**WHAT TO PRODUCE**
Look over the lines below. Report each one that includes the string "BHIST".

(Figure dataset records)
----------

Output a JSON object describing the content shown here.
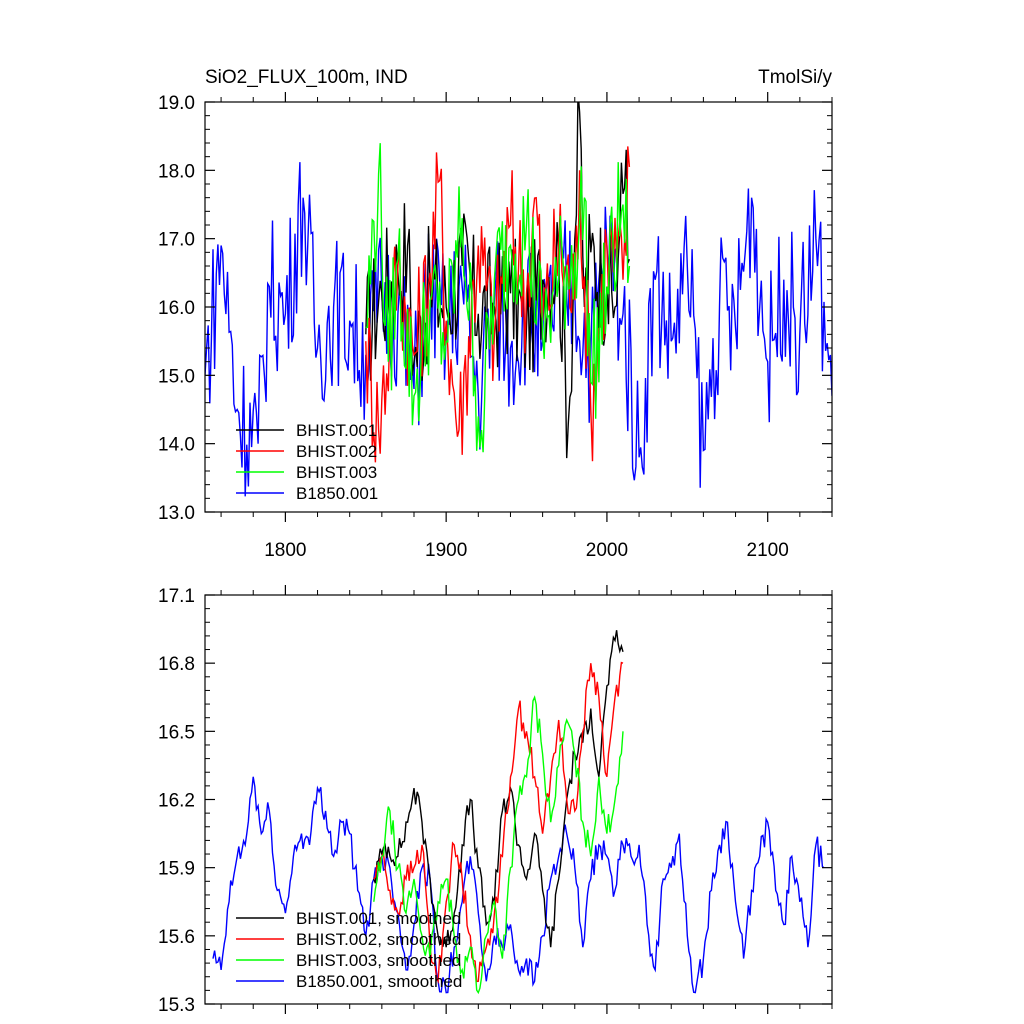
{
  "chart_data": [
    {
      "type": "line",
      "title": "SiO2_FLUX_100m, IND",
      "units": "TmolSi/y",
      "xlim": [
        1750,
        2140
      ],
      "ylim": [
        13.0,
        19.0
      ],
      "xticks": [
        1800,
        1900,
        2000,
        2100
      ],
      "xtick_labels": [
        "1800",
        "1900",
        "2000",
        "2100"
      ],
      "yticks": [
        13.0,
        14.0,
        15.0,
        16.0,
        17.0,
        18.0,
        19.0
      ],
      "ytick_labels": [
        "13.0",
        "14.0",
        "15.0",
        "16.0",
        "17.0",
        "18.0",
        "19.0"
      ],
      "legend_position": "lower-left",
      "series": [
        {
          "name": "BHIST.001",
          "color": "#000000",
          "start": 1850,
          "end": 2014,
          "x": [
            1850,
            1860,
            1870,
            1876,
            1880,
            1890,
            1900,
            1910,
            1920,
            1930,
            1940,
            1950,
            1960,
            1970,
            1976,
            1980,
            1983,
            1986,
            1990,
            2000,
            2005,
            2008,
            2012,
            2014
          ],
          "values": [
            15.6,
            16.2,
            16.5,
            16.9,
            15.2,
            16.3,
            16.0,
            16.6,
            15.9,
            16.0,
            16.2,
            15.7,
            16.4,
            16.8,
            14.3,
            17.0,
            18.85,
            16.0,
            16.8,
            16.3,
            16.0,
            17.1,
            18.3,
            16.7
          ]
        },
        {
          "name": "BHIST.002",
          "color": "#ff0000",
          "start": 1850,
          "end": 2014,
          "x": [
            1850,
            1858,
            1870,
            1880,
            1890,
            1896,
            1900,
            1908,
            1920,
            1930,
            1940,
            1950,
            1956,
            1960,
            1970,
            1980,
            1983,
            1990,
            2000,
            2010,
            2014
          ],
          "values": [
            15.5,
            14.2,
            16.6,
            15.3,
            16.5,
            17.85,
            15.8,
            14.2,
            16.9,
            15.6,
            17.2,
            16.2,
            17.6,
            15.8,
            16.9,
            16.1,
            18.0,
            14.5,
            16.9,
            16.4,
            18.05
          ],
          "note_color": "red"
        },
        {
          "name": "BHIST.003",
          "color": "#00ff00",
          "start": 1850,
          "end": 2014,
          "x": [
            1850,
            1858,
            1864,
            1870,
            1880,
            1890,
            1900,
            1910,
            1918,
            1922,
            1930,
            1940,
            1950,
            1960,
            1970,
            1980,
            1986,
            1990,
            2000,
            2010,
            2014
          ],
          "values": [
            15.7,
            17.95,
            15.2,
            16.7,
            14.7,
            16.1,
            15.5,
            17.3,
            15.0,
            14.2,
            16.4,
            16.9,
            17.2,
            15.6,
            16.4,
            16.8,
            17.6,
            14.9,
            16.3,
            17.5,
            16.6
          ]
        },
        {
          "name": "B1850.001",
          "color": "#0000ff",
          "start": 1750,
          "end": 2140,
          "x": [
            1750,
            1760,
            1770,
            1783,
            1790,
            1800,
            1811,
            1820,
            1830,
            1840,
            1850,
            1860,
            1870,
            1880,
            1890,
            1900,
            1910,
            1920,
            1930,
            1940,
            1950,
            1960,
            1970,
            1980,
            1990,
            2000,
            2010,
            2020,
            2030,
            2040,
            2050,
            2060,
            2070,
            2080,
            2090,
            2100,
            2110,
            2120,
            2130,
            2140
          ],
          "values": [
            15.0,
            16.9,
            14.5,
            14.0,
            16.3,
            15.9,
            17.6,
            15.4,
            16.0,
            15.8,
            15.3,
            16.2,
            15.9,
            14.8,
            16.4,
            15.6,
            16.3,
            14.7,
            16.1,
            15.4,
            16.0,
            15.5,
            16.3,
            16.2,
            15.3,
            16.9,
            15.9,
            13.8,
            16.4,
            15.5,
            16.6,
            13.9,
            16.0,
            15.7,
            17.6,
            15.2,
            16.4,
            15.6,
            17.0,
            14.7
          ]
        }
      ]
    },
    {
      "type": "line",
      "title": "",
      "xlim": [
        1750,
        2140
      ],
      "ylim": [
        15.3,
        17.1
      ],
      "xticks": [
        1800,
        1900,
        2000,
        2100
      ],
      "yticks": [
        15.3,
        15.6,
        15.9,
        16.2,
        16.5,
        16.8,
        17.1
      ],
      "ytick_labels": [
        "15.3",
        "15.6",
        "15.9",
        "16.2",
        "16.5",
        "16.8",
        "17.1"
      ],
      "legend_position": "lower-left",
      "series": [
        {
          "name": "BHIST.001, smoothed",
          "color": "#000000",
          "x": [
            1855,
            1862,
            1870,
            1876,
            1880,
            1885,
            1890,
            1895,
            1900,
            1905,
            1910,
            1915,
            1920,
            1925,
            1930,
            1935,
            1940,
            1945,
            1950,
            1955,
            1960,
            1965,
            1970,
            1975,
            1980,
            1985,
            1990,
            1995,
            2000,
            2005,
            2010
          ],
          "values": [
            15.85,
            16.0,
            15.95,
            16.1,
            16.25,
            16.1,
            15.85,
            15.6,
            15.55,
            15.7,
            16.0,
            16.2,
            15.9,
            15.65,
            15.75,
            16.15,
            16.25,
            16.0,
            15.85,
            16.05,
            15.8,
            15.55,
            15.85,
            16.2,
            16.4,
            16.45,
            16.6,
            16.3,
            16.7,
            16.9,
            16.85
          ]
        },
        {
          "name": "BHIST.002, smoothed",
          "color": "#ff0000",
          "x": [
            1855,
            1860,
            1865,
            1870,
            1875,
            1880,
            1885,
            1890,
            1895,
            1900,
            1905,
            1910,
            1915,
            1920,
            1925,
            1930,
            1935,
            1940,
            1945,
            1950,
            1955,
            1960,
            1965,
            1970,
            1975,
            1980,
            1985,
            1990,
            1995,
            2000,
            2005,
            2010
          ],
          "values": [
            15.85,
            15.95,
            15.8,
            15.7,
            15.85,
            15.9,
            16.0,
            15.55,
            15.4,
            15.75,
            16.0,
            15.85,
            15.6,
            15.4,
            15.55,
            15.7,
            15.95,
            16.3,
            16.6,
            16.5,
            16.3,
            16.05,
            16.3,
            16.55,
            16.2,
            16.15,
            16.5,
            16.8,
            16.65,
            16.3,
            16.65,
            16.8
          ]
        },
        {
          "name": "BHIST.003, smoothed",
          "color": "#00ff00",
          "x": [
            1855,
            1860,
            1865,
            1870,
            1875,
            1880,
            1885,
            1890,
            1895,
            1900,
            1905,
            1910,
            1915,
            1920,
            1925,
            1930,
            1935,
            1940,
            1945,
            1950,
            1955,
            1960,
            1965,
            1970,
            1975,
            1980,
            1985,
            1990,
            1995,
            2000,
            2005,
            2010
          ],
          "values": [
            15.75,
            15.95,
            16.15,
            15.9,
            15.7,
            15.85,
            15.6,
            15.5,
            15.75,
            15.85,
            15.6,
            15.45,
            15.55,
            15.35,
            15.6,
            15.75,
            15.5,
            15.9,
            16.2,
            16.3,
            16.65,
            16.4,
            16.1,
            16.35,
            16.55,
            16.4,
            16.1,
            15.95,
            16.3,
            16.05,
            16.2,
            16.5
          ]
        },
        {
          "name": "B1850.001, smoothed",
          "color": "#0000ff",
          "x": [
            1755,
            1760,
            1765,
            1770,
            1775,
            1780,
            1785,
            1790,
            1795,
            1800,
            1805,
            1810,
            1815,
            1820,
            1825,
            1830,
            1835,
            1840,
            1845,
            1850,
            1855,
            1860,
            1865,
            1870,
            1875,
            1880,
            1885,
            1890,
            1895,
            1900,
            1905,
            1910,
            1915,
            1920,
            1925,
            1930,
            1935,
            1940,
            1945,
            1950,
            1955,
            1960,
            1965,
            1970,
            1975,
            1980,
            1985,
            1990,
            1995,
            2000,
            2005,
            2010,
            2015,
            2020,
            2025,
            2030,
            2035,
            2040,
            2045,
            2050,
            2055,
            2060,
            2065,
            2070,
            2075,
            2080,
            2085,
            2090,
            2095,
            2100,
            2105,
            2110,
            2115,
            2120,
            2125,
            2130,
            2135
          ],
          "values": [
            15.5,
            15.45,
            15.75,
            15.95,
            16.0,
            16.3,
            16.05,
            16.15,
            15.8,
            15.7,
            15.95,
            16.05,
            16.0,
            16.25,
            16.15,
            15.95,
            16.1,
            16.05,
            15.8,
            15.6,
            15.85,
            15.95,
            15.9,
            15.7,
            15.45,
            15.65,
            15.9,
            15.85,
            15.4,
            15.35,
            15.55,
            15.75,
            15.95,
            15.7,
            15.4,
            15.6,
            15.55,
            15.65,
            15.45,
            15.5,
            15.4,
            15.6,
            15.85,
            15.95,
            16.05,
            15.9,
            15.55,
            15.85,
            16.0,
            15.95,
            15.8,
            16.0,
            15.95,
            16.0,
            15.65,
            15.45,
            15.85,
            15.9,
            16.05,
            15.6,
            15.35,
            15.5,
            15.8,
            16.0,
            16.1,
            15.75,
            15.5,
            15.8,
            15.95,
            16.1,
            15.8,
            15.65,
            15.95,
            15.75,
            15.55,
            16.0,
            15.9
          ]
        }
      ]
    }
  ]
}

----------

**FINISHED EXERCISE**
          "name": "BHIST.001",
          "name": "BHIST.002",
          "name": "BHIST.003",
          "name": "BHIST.001, smoothed",
          "name": "BHIST.002, smoothed",
          "name": "BHIST.003, smoothed",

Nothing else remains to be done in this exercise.